## Your instructions
Look through the records that follow. Copy every line containing the word "value".

-- Start --

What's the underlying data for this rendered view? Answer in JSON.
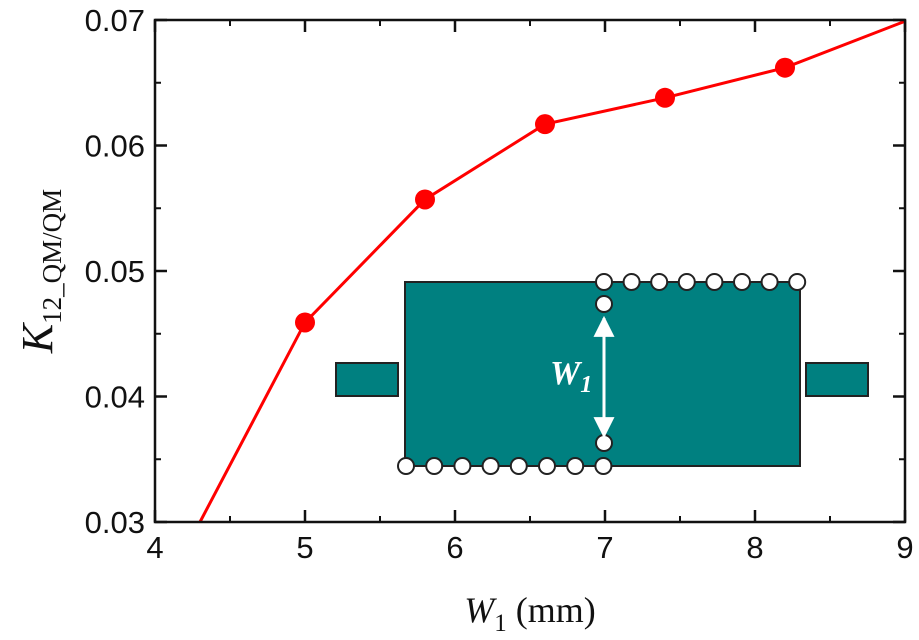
{
  "chart_data": {
    "type": "line",
    "series": [
      {
        "marker_color": "#ff0000",
        "points": [
          {
            "x": 5.0,
            "y": 0.0459,
            "marker": true
          },
          {
            "x": 5.8,
            "y": 0.0557,
            "marker": true
          },
          {
            "x": 6.6,
            "y": 0.0617,
            "marker": true
          },
          {
            "x": 7.4,
            "y": 0.0638,
            "marker": true
          },
          {
            "x": 8.2,
            "y": 0.0662,
            "marker": true
          },
          {
            "x": 4.3,
            "y": 0.03,
            "marker": false
          },
          {
            "x": 9.0,
            "y": 0.0699,
            "marker": false
          }
        ]
      }
    ],
    "line_color": "#ff0000",
    "xlabel": {
      "var": "W",
      "sub": "1",
      "unit": " (mm)"
    },
    "ylabel": {
      "var": "K",
      "sub": "12_QM/QM"
    },
    "xlim": [
      4,
      9
    ],
    "ylim": [
      0.03,
      0.07
    ],
    "xticks": [
      {
        "value": 4,
        "label": "4"
      },
      {
        "value": 5,
        "label": "5"
      },
      {
        "value": 6,
        "label": "6"
      },
      {
        "value": 7,
        "label": "7"
      },
      {
        "value": 8,
        "label": "8"
      },
      {
        "value": 9,
        "label": "9"
      }
    ],
    "yticks": [
      {
        "value": 0.03,
        "label": "0.03"
      },
      {
        "value": 0.04,
        "label": "0.04"
      },
      {
        "value": 0.05,
        "label": "0.05"
      },
      {
        "value": 0.06,
        "label": "0.06"
      },
      {
        "value": 0.07,
        "label": "0.07"
      }
    ],
    "grid": false,
    "inset": {
      "type": "resonator-diagram",
      "fill_color": "#008080",
      "label": {
        "var": "W",
        "sub": "1"
      }
    }
  }
}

-- End --

## Complete answer
        "value": 4,
        "value": 5,
        "value": 6,
        "value": 7,
        "value": 8,
        "value": 9,
        "value": 0.03,
        "value": 0.04,
        "value": 0.05,
        "value": 0.06,
        "value": 0.07,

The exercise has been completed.